▸ DATASET RECORDS
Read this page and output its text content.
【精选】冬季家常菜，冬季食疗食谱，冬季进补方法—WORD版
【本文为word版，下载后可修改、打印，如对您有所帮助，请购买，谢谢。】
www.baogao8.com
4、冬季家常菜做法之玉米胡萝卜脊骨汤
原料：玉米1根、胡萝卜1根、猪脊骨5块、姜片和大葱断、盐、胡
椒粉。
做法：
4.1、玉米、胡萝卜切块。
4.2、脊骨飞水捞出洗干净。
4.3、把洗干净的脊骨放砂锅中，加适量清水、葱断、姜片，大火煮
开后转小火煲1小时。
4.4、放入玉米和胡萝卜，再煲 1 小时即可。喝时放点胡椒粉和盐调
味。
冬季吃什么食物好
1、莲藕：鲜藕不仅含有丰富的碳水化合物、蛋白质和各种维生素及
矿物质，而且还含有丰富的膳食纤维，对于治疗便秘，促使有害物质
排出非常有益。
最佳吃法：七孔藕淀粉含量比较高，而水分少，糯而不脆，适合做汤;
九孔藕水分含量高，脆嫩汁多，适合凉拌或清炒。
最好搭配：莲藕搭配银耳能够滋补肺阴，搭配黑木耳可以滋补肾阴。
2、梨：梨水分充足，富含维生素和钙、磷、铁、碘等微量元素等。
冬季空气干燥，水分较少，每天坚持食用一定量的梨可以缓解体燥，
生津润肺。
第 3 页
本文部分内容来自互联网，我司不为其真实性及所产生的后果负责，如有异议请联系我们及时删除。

▸ DIRECTIVE
Exactly as shown, repeat every record.

▸ SOLVED PROBLEM
Read this page and output its text content.
【精选】冬季家常菜，冬季食疗食谱，冬季进补方法—WORD版
【本文为word版，下载后可修改、打印，如对您有所帮助，请购买，谢谢。】
www.baogao8.com
4、冬季家常菜做法之玉米胡萝卜脊骨汤
原料：玉米1根、胡萝卜1根、猪脊骨5块、姜片和大葱断、盐、胡
椒粉。
做法：
4.1、玉米、胡萝卜切块。
4.2、脊骨飞水捞出洗干净。
4.3、把洗干净的脊骨放砂锅中，加适量清水、葱断、姜片，大火煮
开后转小火煲1小时。
4.4、放入玉米和胡萝卜，再煲 1 小时即可。喝时放点胡椒粉和盐调
味。
冬季吃什么食物好
1、莲藕：鲜藕不仅含有丰富的碳水化合物、蛋白质和各种维生素及
矿物质，而且还含有丰富的膳食纤维，对于治疗便秘，促使有害物质
排出非常有益。
最佳吃法：七孔藕淀粉含量比较高，而水分少，糯而不脆，适合做汤;
九孔藕水分含量高，脆嫩汁多，适合凉拌或清炒。
最好搭配：莲藕搭配银耳能够滋补肺阴，搭配黑木耳可以滋补肾阴。
2、梨：梨水分充足，富含维生素和钙、磷、铁、碘等微量元素等。
冬季空气干燥，水分较少，每天坚持食用一定量的梨可以缓解体燥，
生津润肺。
第 3 页
本文部分内容来自互联网，我司不为其真实性及所产生的后果负责，如有异议请联系我们及时删除。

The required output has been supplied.